EXERCISE AIM: Exclude the pictures, then quote exactly the lines from the one holding "What data populates" through the last line of the records.
================================
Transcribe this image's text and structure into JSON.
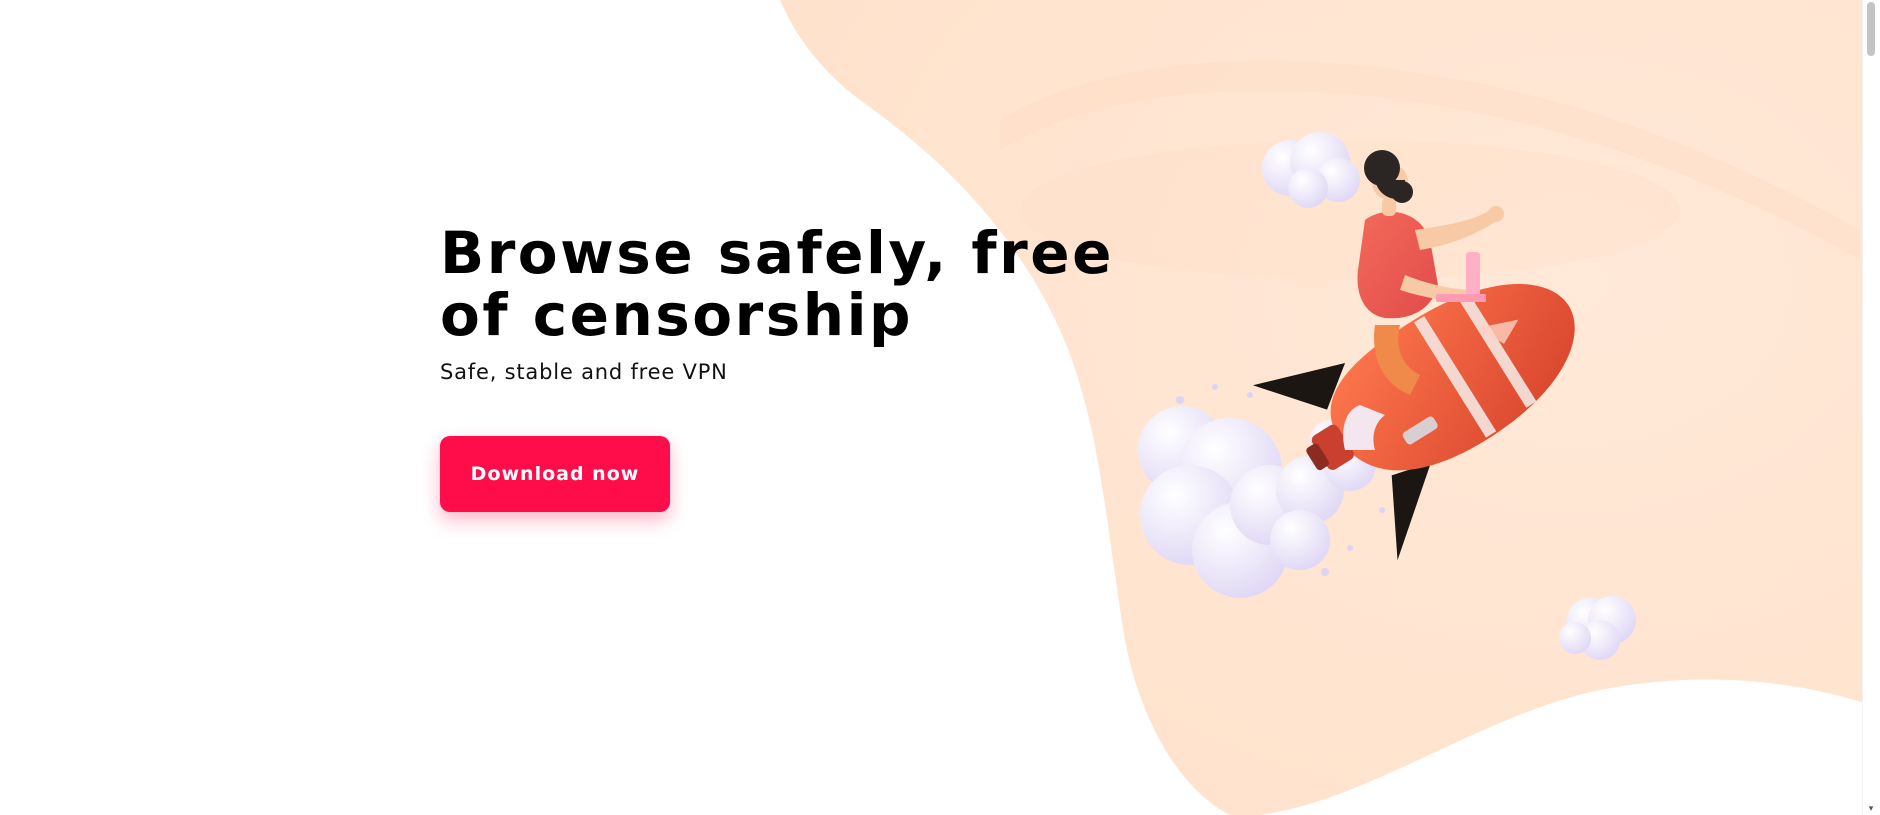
{
  "hero": {
    "headline": "Browse safely, free of censorship",
    "subtitle": "Safe, stable and free VPN",
    "cta_label": "Download now"
  },
  "illustration": {
    "subject": "woman-riding-rocket-icon",
    "elements": [
      "rocket-icon",
      "person-icon",
      "laptop-icon",
      "cloud-icon",
      "smoke-cloud-icon"
    ]
  },
  "colors": {
    "accent": "#ff0d4b",
    "background_blob": "#ffe6d4",
    "rocket": "#ef5a3a",
    "fin": "#1b1612",
    "headline": "#000000",
    "page": "#ffffff"
  }
}
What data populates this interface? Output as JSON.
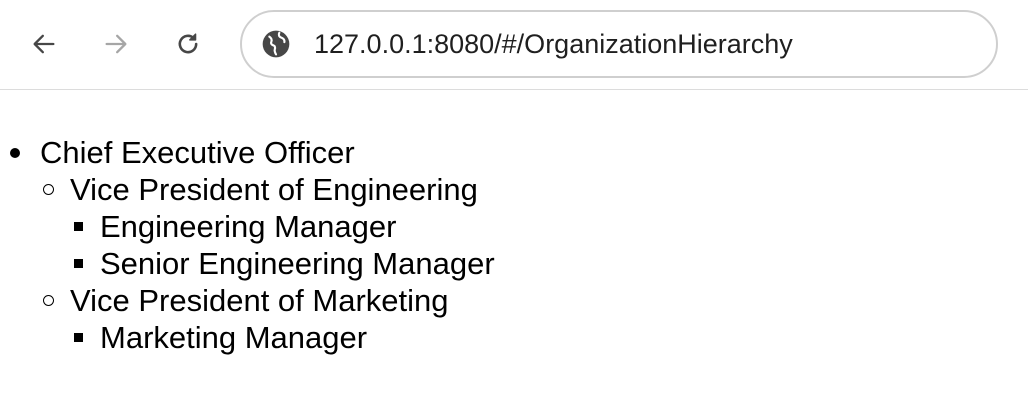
{
  "browser": {
    "url": "127.0.0.1:8080/#/OrganizationHierarchy"
  },
  "hierarchy": {
    "root": {
      "title": "Chief Executive Officer",
      "children": [
        {
          "title": "Vice President of Engineering",
          "children": [
            {
              "title": "Engineering Manager"
            },
            {
              "title": "Senior Engineering Manager"
            }
          ]
        },
        {
          "title": "Vice President of Marketing",
          "children": [
            {
              "title": "Marketing Manager"
            }
          ]
        }
      ]
    }
  },
  "icons": {
    "back": "arrow-left-icon",
    "forward": "arrow-right-icon",
    "reload": "reload-icon",
    "site": "globe-icon"
  },
  "colors": {
    "icon_active": "#474747",
    "icon_disabled": "#a6a6a6",
    "address_border": "#cfcfcf"
  }
}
================================
CORRECT ANSWER:
What data populates this interface? Output as JSON.
{
  "browser": {
    "url": "127.0.0.1:8080/#/OrganizationHierarchy"
  },
  "hierarchy": {
    "root": {
      "title": "Chief Executive Officer",
      "children": [
        {
          "title": "Vice President of Engineering",
          "children": [
            {
              "title": "Engineering Manager"
            },
            {
              "title": "Senior Engineering Manager"
            }
          ]
        },
        {
          "title": "Vice President of Marketing",
          "children": [
            {
              "title": "Marketing Manager"
            }
          ]
        }
      ]
    }
  },
  "icons": {
    "back": "arrow-left-icon",
    "forward": "arrow-right-icon",
    "reload": "reload-icon",
    "site": "globe-icon"
  },
  "colors": {
    "icon_active": "#474747",
    "icon_disabled": "#a6a6a6",
    "address_border": "#cfcfcf"
  }
}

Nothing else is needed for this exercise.